::: Information provided :::
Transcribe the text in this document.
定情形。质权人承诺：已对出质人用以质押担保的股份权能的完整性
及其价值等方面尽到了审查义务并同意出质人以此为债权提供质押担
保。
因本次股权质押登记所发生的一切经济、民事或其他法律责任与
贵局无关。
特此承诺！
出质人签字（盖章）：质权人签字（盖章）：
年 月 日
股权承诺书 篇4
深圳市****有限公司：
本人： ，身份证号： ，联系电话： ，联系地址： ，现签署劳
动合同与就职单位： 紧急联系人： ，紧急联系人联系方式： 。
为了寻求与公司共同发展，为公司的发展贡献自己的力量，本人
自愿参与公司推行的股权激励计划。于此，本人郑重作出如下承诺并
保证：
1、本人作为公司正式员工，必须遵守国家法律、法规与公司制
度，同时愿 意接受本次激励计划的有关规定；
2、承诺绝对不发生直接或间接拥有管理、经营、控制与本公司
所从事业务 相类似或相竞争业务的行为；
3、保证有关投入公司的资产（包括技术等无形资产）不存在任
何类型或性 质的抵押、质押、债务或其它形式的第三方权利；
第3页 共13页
:::
Exercise goal: Reproduce every record above exactly as it appears.

Final answer:
Transcribe the text in this document.
定情形。质权人承诺：已对出质人用以质押担保的股份权能的完整性
及其价值等方面尽到了审查义务并同意出质人以此为债权提供质押担
保。
因本次股权质押登记所发生的一切经济、民事或其他法律责任与
贵局无关。
特此承诺！
出质人签字（盖章）：质权人签字（盖章）：
年 月 日
股权承诺书 篇4
深圳市****有限公司：
本人： ，身份证号： ，联系电话： ，联系地址： ，现签署劳
动合同与就职单位： 紧急联系人： ，紧急联系人联系方式： 。
为了寻求与公司共同发展，为公司的发展贡献自己的力量，本人
自愿参与公司推行的股权激励计划。于此，本人郑重作出如下承诺并
保证：
1、本人作为公司正式员工，必须遵守国家法律、法规与公司制
度，同时愿 意接受本次激励计划的有关规定；
2、承诺绝对不发生直接或间接拥有管理、经营、控制与本公司
所从事业务 相类似或相竞争业务的行为；
3、保证有关投入公司的资产（包括技术等无形资产）不存在任
何类型或性 质的抵押、质押、债务或其它形式的第三方权利；
第3页 共13页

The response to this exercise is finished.